• Stated task:
Transcribe all the entries word for word, omitting any pictures they contain.

• Source data:
□ □ □ □ □ □ □

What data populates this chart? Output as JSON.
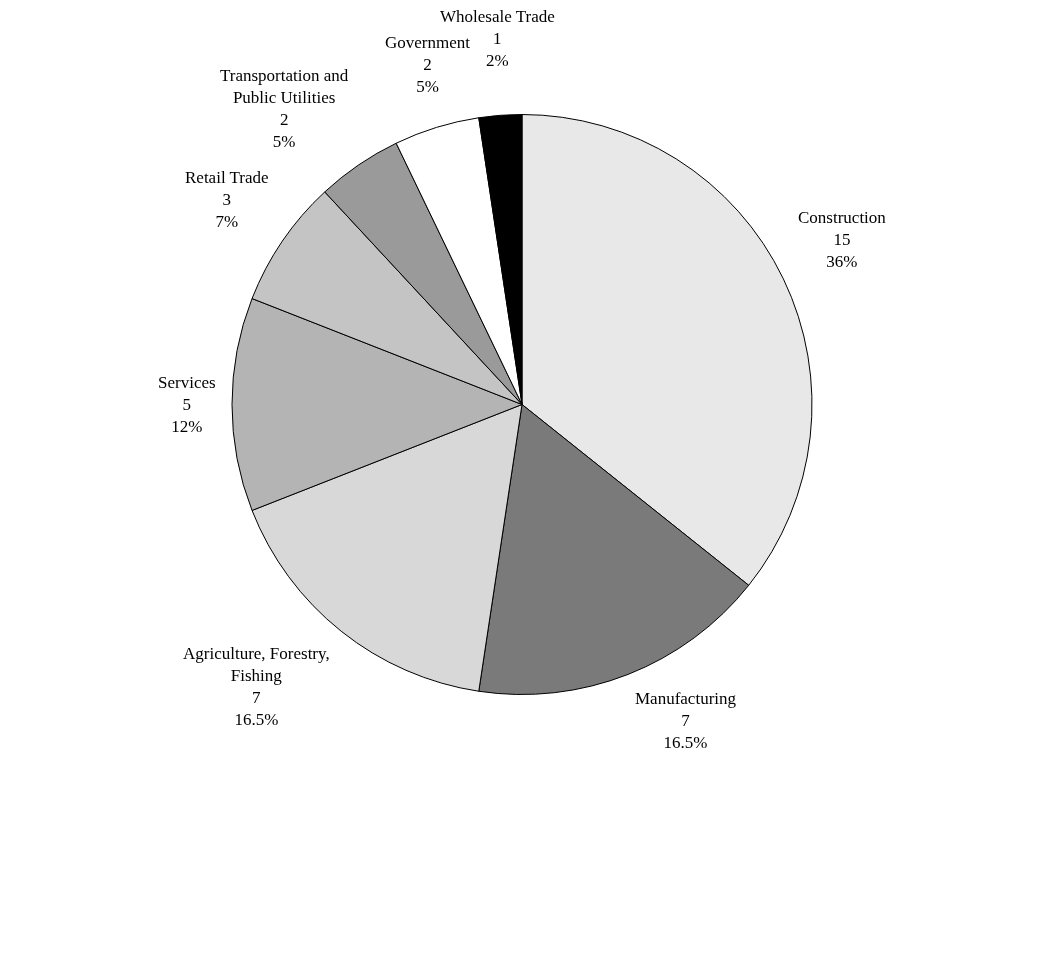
{
  "chart_data": {
    "type": "pie",
    "categories": [
      "Construction",
      "Manufacturing",
      "Agriculture, Forestry,\nFishing",
      "Services",
      "Retail Trade",
      "Transportation and\nPublic Utilities",
      "Government",
      "Wholesale Trade"
    ],
    "values": [
      15,
      7,
      7,
      5,
      3,
      2,
      2,
      1
    ],
    "value_labels": [
      "15\n36%",
      "7\n16.5%",
      "7\n16.5%",
      "5\n12%",
      "3\n7%",
      "2\n5%",
      "2\n5%",
      "1\n2%"
    ],
    "colors": [
      "#e8e8e8",
      "#7a7a7a",
      "#d8d8d8",
      "#b4b4b4",
      "#c4c4c4",
      "#9a9a9a",
      "#ffffff",
      "#000000"
    ],
    "legend": false
  }
}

□ □ □ □ □ □ □

• Solution to this task:
What data populates this chart? Output as JSON.
{
  "chart_data": {
    "type": "pie",
    "categories": [
      "Construction",
      "Manufacturing",
      "Agriculture, Forestry,\nFishing",
      "Services",
      "Retail Trade",
      "Transportation and\nPublic Utilities",
      "Government",
      "Wholesale Trade"
    ],
    "values": [
      15,
      7,
      7,
      5,
      3,
      2,
      2,
      1
    ],
    "value_labels": [
      "15\n36%",
      "7\n16.5%",
      "7\n16.5%",
      "5\n12%",
      "3\n7%",
      "2\n5%",
      "2\n5%",
      "1\n2%"
    ],
    "colors": [
      "#e8e8e8",
      "#7a7a7a",
      "#d8d8d8",
      "#b4b4b4",
      "#c4c4c4",
      "#9a9a9a",
      "#ffffff",
      "#000000"
    ],
    "legend": false
  }
}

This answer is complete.